AIM OF THE EXERCISE:
Gather all lines in the entries that include the word "semestriel".

RAW RECORDS:
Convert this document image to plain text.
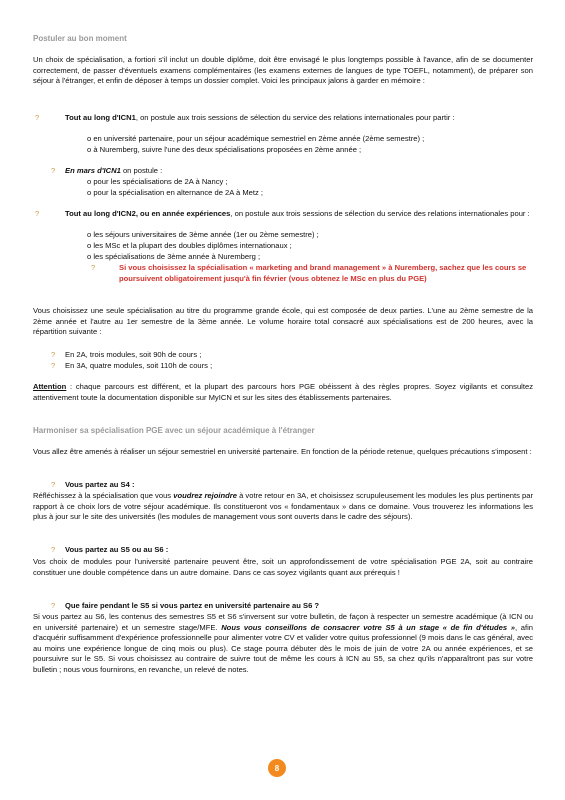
Postuler au bon moment

Un choix de spécialisation, a fortiori s'il inclut un double diplôme, doit être envisagé le plus longtemps possible à l'avance, afin de se documenter correctement, de passer d'éventuels examens complémentaires (les examens externes de langues de type TOEFL, notamment), de préparer son séjour à l'étranger, et enfin de déposer à temps un dossier complet. Voici les principaux jalons à garder en mémoire :

?	Tout au long d'ICN1, on postule aux trois sessions de sélection du service des relations internationales pour partir :
o en université partenaire, pour un séjour académique semestriel en 2ème année (2ème semestre) ;
o à Nuremberg, suivre l'une des deux spécialisations proposées en 2ème année ;
? En mars d'ICN1 on postule :
o pour les spécialisations de 2A à Nancy ;
o pour la spécialisation en alternance de 2A à Metz ;
?	Tout au long d'ICN2, ou en année expériences, on postule aux trois sessions de sélection du service des relations internationales pour :
o les séjours universitaires de 3ème année (1er ou 2ème semestre) ;
o les MSc et la plupart des doubles diplômes internationaux ;
o les spécialisations de 3ème année à Nuremberg ;
?	Si vous choisissez la spécialisation « marketing and brand management » à Nuremberg, sachez que les cours se poursuivent obligatoirement jusqu'à fin février (vous obtenez le MSc en plus du PGE)

Vous choisissez une seule spécialisation au titre du programme grande école, qui est composée de deux parties. L'une au 2ème semestre de la 2ème année et l'autre au 1er semestre de la 3ème année. Le volume horaire total consacré aux spécialisations est de 200 heures, avec la répartition suivante :

? En 2A, trois modules, soit 90h de cours ;
? En 3A, quatre modules, soit 110h de cours ;

Attention : chaque parcours est différent, et la plupart des parcours hors PGE obéissent à des règles propres. Soyez vigilants et consultez attentivement toute la documentation disponible sur MyICN et sur les sites des établissements partenaires.

Harmoniser sa spécialisation PGE avec un séjour académique à l'étranger

Vous allez être amenés à réaliser un séjour semestriel en université partenaire. En fonction de la période retenue, quelques précautions s'imposent :

? Vous partez au S4 :

Réfléchissez à la spécialisation que vous voudrez rejoindre à votre retour en 3A, et choisissez scrupuleusement les modules les plus pertinents par rapport à ce choix lors de votre séjour académique. Ils constitueront vos « fondamentaux » dans ce domaine. Vous trouverez les informations les plus à jour sur le site des universités (les modules de management vous sont ouverts dans le cadre des séjours).

? Vous partez au S5 ou au S6 :

Vos choix de modules pour l'université partenaire peuvent être, soit un approfondissement de votre spécialisation PGE 2A, soit au contraire constituer une double compétence dans un autre domaine. Dans ce cas soyez vigilants quant aux prérequis !

? Que faire pendant le S5 si vous partez en université partenaire au S6 ?

Si vous partez au S6, les contenus des semestres S5 et S6 s'inversent sur votre bulletin, de façon à respecter un semestre académique (à ICN ou en université partenaire) et un semestre stage/MFE. Nous vous conseillons de consacrer votre S5 à un stage « de fin d'études », afin d'acquérir suffisamment d'expérience professionnelle pour alimenter votre CV et valider votre quitus professionnel (9 mois dans le cas général, avec au moins une expérience longue de cinq mois ou plus). Ce stage pourra débuter dès le mois de juin de votre 2A ou année expériences, et se poursuivre sur le S5. Si vous choisissez au contraire de suivre tout de même les cours à ICN au S5, sa chez qu'ils n'apparaîtront pas sur votre bulletin ; nous vous fournirons, en revanche, un relevé de notes.

8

THE REPLY:
o en université partenaire, pour un séjour académique semestriel en 2ème année (2ème semestre) ;
Vous allez être amenés à réaliser un séjour semestriel en université partenaire. En fonction de la période retenue, quelques précautions s'imposent :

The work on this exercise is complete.